*Objective*
Write out each line exactly as given. Leave the pictures out of your copy.

Data records:
━━━━

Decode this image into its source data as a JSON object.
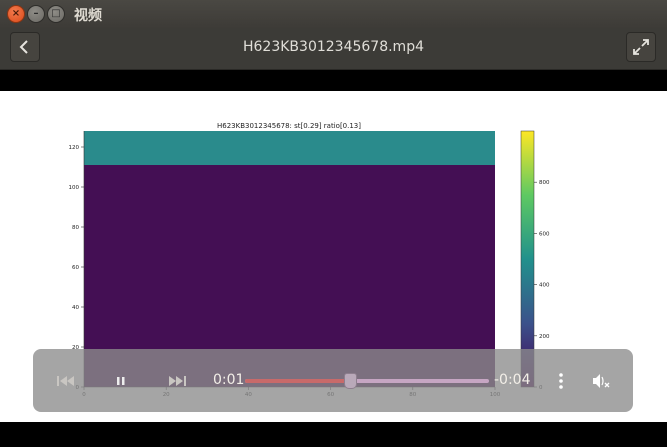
{
  "window": {
    "title": "视频"
  },
  "header": {
    "title": "H623KB3012345678.mp4"
  },
  "player": {
    "elapsed": "0:01",
    "remaining": "-0:04",
    "progress": 0.43
  },
  "chart_data": {
    "type": "heatmap",
    "title": "H623KB3012345678: st[0.29] ratio[0.13]",
    "xlim": [
      0,
      100
    ],
    "ylim": [
      0,
      128
    ],
    "x_ticks": [
      "0",
      "20",
      "40",
      "60",
      "80",
      "100"
    ],
    "y_ticks": [
      "0",
      "20",
      "40",
      "60",
      "80",
      "100",
      "120"
    ],
    "colorbar": {
      "min": 0,
      "max": 1000,
      "ticks": [
        "0",
        "200",
        "400",
        "600",
        "800"
      ],
      "colormap": "viridis"
    },
    "regions": [
      {
        "y_from": 0,
        "y_to": 111,
        "value": 0
      },
      {
        "y_from": 111,
        "y_to": 128,
        "value": 380
      }
    ]
  },
  "colors": {
    "low": "#440f54",
    "mid": "#2a8b8c",
    "high": "#fde725"
  }
}
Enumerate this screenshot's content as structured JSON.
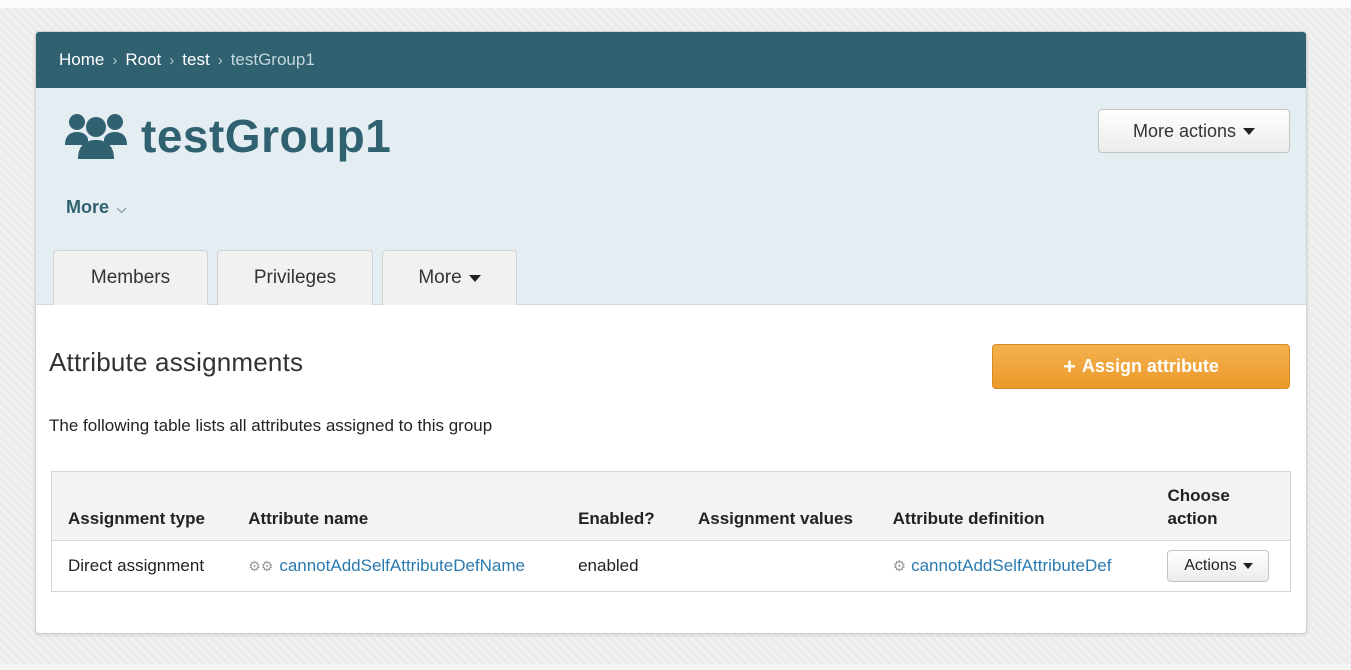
{
  "breadcrumb": {
    "items": [
      "Home",
      "Root",
      "test"
    ],
    "separator": "›",
    "current": "testGroup1"
  },
  "header": {
    "title": "testGroup1",
    "more_actions_label": "More actions",
    "more_link_label": "More",
    "icon": "group-icon"
  },
  "tabs": [
    {
      "label": "Members"
    },
    {
      "label": "Privileges"
    },
    {
      "label": "More"
    }
  ],
  "section": {
    "title": "Attribute assignments",
    "assign_button_label": "Assign attribute",
    "description": "The following table lists all attributes assigned to this group"
  },
  "table": {
    "columns": [
      "Assignment type",
      "Attribute name",
      "Enabled?",
      "Assignment values",
      "Attribute definition",
      "Choose action"
    ],
    "rows": [
      {
        "assignment_type": "Direct assignment",
        "attribute_name": "cannotAddSelfAttributeDefName",
        "enabled": "enabled",
        "assignment_values": "",
        "attribute_definition": "cannotAddSelfAttributeDef",
        "action_label": "Actions"
      }
    ]
  },
  "colors": {
    "brand": "#2f6170",
    "header_bg": "#e4edf2",
    "accent_orange": "#ee9d2d",
    "link": "#2a7ab0"
  }
}
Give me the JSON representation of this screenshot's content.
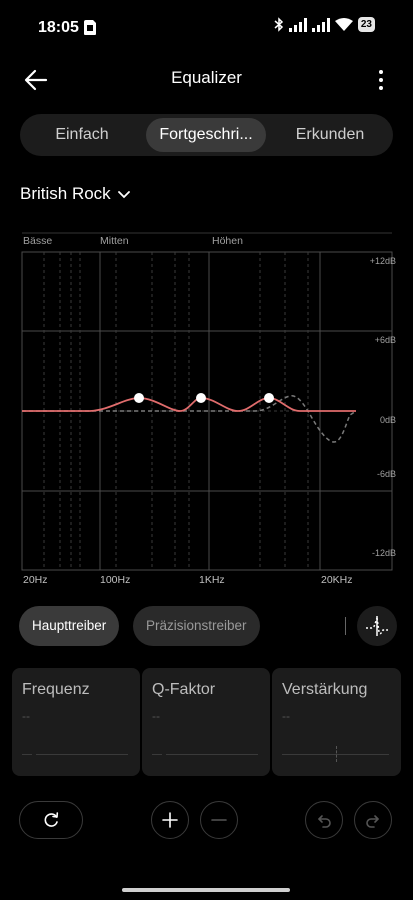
{
  "status": {
    "time": "18:05",
    "battery": "23",
    "icons": [
      "sim-card-icon",
      "bluetooth-icon",
      "signal-icon",
      "signal-icon",
      "wifi-icon",
      "battery-icon"
    ]
  },
  "header": {
    "title": "Equalizer",
    "back_icon": "back-arrow-icon",
    "more_icon": "more-vertical-icon"
  },
  "tabs": [
    {
      "label": "Einfach",
      "active": false
    },
    {
      "label": "Fortgeschri...",
      "active": true
    },
    {
      "label": "Erkunden",
      "active": false
    }
  ],
  "preset": {
    "name": "British Rock",
    "icon": "chevron-down-icon"
  },
  "chart_data": {
    "type": "line",
    "bands": [
      "Bässe",
      "Mitten",
      "Höhen"
    ],
    "x_ticks": [
      "20Hz",
      "100Hz",
      "1KHz",
      "20KHz"
    ],
    "y_ticks": [
      "+12dB",
      "+6dB",
      "0dB",
      "-6dB",
      "-12dB"
    ],
    "ylim": [
      -12,
      12
    ],
    "x_scale": "log",
    "series": [
      {
        "color": "#e06c6c",
        "style": "solid",
        "control_points": [
          [
            200,
            1
          ],
          [
            800,
            1
          ],
          [
            3000,
            1
          ]
        ]
      },
      {
        "color": "#7a7a7a",
        "style": "dashed"
      }
    ]
  },
  "drivers": {
    "main": "Haupttreiber",
    "precision": "Präzisionstreiber",
    "toggle_icon": "curve-toggle-icon"
  },
  "params": [
    {
      "label": "Frequenz",
      "value": "--"
    },
    {
      "label": "Q-Faktor",
      "value": "--"
    },
    {
      "label": "Verstärkung",
      "value": "--"
    }
  ],
  "actions": {
    "reset_icon": "reset-icon",
    "add_icon": "plus-icon",
    "remove_icon": "minus-icon",
    "undo_icon": "undo-icon",
    "redo_icon": "redo-icon"
  }
}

━━━━

*Finished exercise*
Decode this image into its source data as a JSON object.
{
  "window": {
    "title": "视频"
  },
  "header": {
    "title": "H623KB3012345678.mp4"
  },
  "player": {
    "elapsed": "0:01",
    "remaining": "-0:04",
    "progress": 0.43
  },
  "chart_data": {
    "type": "heatmap",
    "title": "H623KB3012345678: st[0.29] ratio[0.13]",
    "xlim": [
      0,
      100
    ],
    "ylim": [
      0,
      128
    ],
    "x_ticks": [
      "0",
      "20",
      "40",
      "60",
      "80",
      "100"
    ],
    "y_ticks": [
      "0",
      "20",
      "40",
      "60",
      "80",
      "100",
      "120"
    ],
    "colorbar": {
      "min": 0,
      "max": 1000,
      "ticks": [
        "0",
        "200",
        "400",
        "600",
        "800"
      ],
      "colormap": "viridis"
    },
    "regions": [
      {
        "y_from": 0,
        "y_to": 111,
        "value": 0
      },
      {
        "y_from": 111,
        "y_to": 128,
        "value": 380
      }
    ]
  },
  "colors": {
    "low": "#440f54",
    "mid": "#2a8b8c",
    "high": "#fde725"
  }
}
Enumerate this screenshot's content as structured JSON.
{
  "breadcrumb": {
    "items": [
      "Home",
      "Root",
      "test"
    ],
    "separator": "›",
    "current": "testGroup1"
  },
  "header": {
    "title": "testGroup1",
    "more_actions_label": "More actions",
    "more_link_label": "More",
    "icon": "group-icon"
  },
  "tabs": [
    {
      "label": "Members"
    },
    {
      "label": "Privileges"
    },
    {
      "label": "More"
    }
  ],
  "section": {
    "title": "Attribute assignments",
    "assign_button_label": "Assign attribute",
    "description": "The following table lists all attributes assigned to this group"
  },
  "table": {
    "columns": [
      "Assignment type",
      "Attribute name",
      "Enabled?",
      "Assignment values",
      "Attribute definition",
      "Choose action"
    ],
    "rows": [
      {
        "assignment_type": "Direct assignment",
        "attribute_name": "cannotAddSelfAttributeDefName",
        "enabled": "enabled",
        "assignment_values": "",
        "attribute_definition": "cannotAddSelfAttributeDef",
        "action_label": "Actions"
      }
    ]
  },
  "colors": {
    "brand": "#2f6170",
    "header_bg": "#e4edf2",
    "accent_orange": "#ee9d2d",
    "link": "#2a7ab0"
  }
}
Give me the JSON representation of this screenshot's content.
{
  "status": {
    "time": "18:05",
    "battery": "23",
    "icons": [
      "sim-card-icon",
      "bluetooth-icon",
      "signal-icon",
      "signal-icon",
      "wifi-icon",
      "battery-icon"
    ]
  },
  "header": {
    "title": "Equalizer",
    "back_icon": "back-arrow-icon",
    "more_icon": "more-vertical-icon"
  },
  "tabs": [
    {
      "label": "Einfach",
      "active": false
    },
    {
      "label": "Fortgeschri...",
      "active": true
    },
    {
      "label": "Erkunden",
      "active": false
    }
  ],
  "preset": {
    "name": "British Rock",
    "icon": "chevron-down-icon"
  },
  "chart_data": {
    "type": "line",
    "bands": [
      "Bässe",
      "Mitten",
      "Höhen"
    ],
    "x_ticks": [
      "20Hz",
      "100Hz",
      "1KHz",
      "20KHz"
    ],
    "y_ticks": [
      "+12dB",
      "+6dB",
      "0dB",
      "-6dB",
      "-12dB"
    ],
    "ylim": [
      -12,
      12
    ],
    "x_scale": "log",
    "series": [
      {
        "color": "#e06c6c",
        "style": "solid",
        "control_points": [
          [
            200,
            1
          ],
          [
            800,
            1
          ],
          [
            3000,
            1
          ]
        ]
      },
      {
        "color": "#7a7a7a",
        "style": "dashed"
      }
    ]
  },
  "drivers": {
    "main": "Haupttreiber",
    "precision": "Präzisionstreiber",
    "toggle_icon": "curve-toggle-icon"
  },
  "params": [
    {
      "label": "Frequenz",
      "value": "--"
    },
    {
      "label": "Q-Faktor",
      "value": "--"
    },
    {
      "label": "Verstärkung",
      "value": "--"
    }
  ],
  "actions": {
    "reset_icon": "reset-icon",
    "add_icon": "plus-icon",
    "remove_icon": "minus-icon",
    "undo_icon": "undo-icon",
    "redo_icon": "redo-icon"
  }
}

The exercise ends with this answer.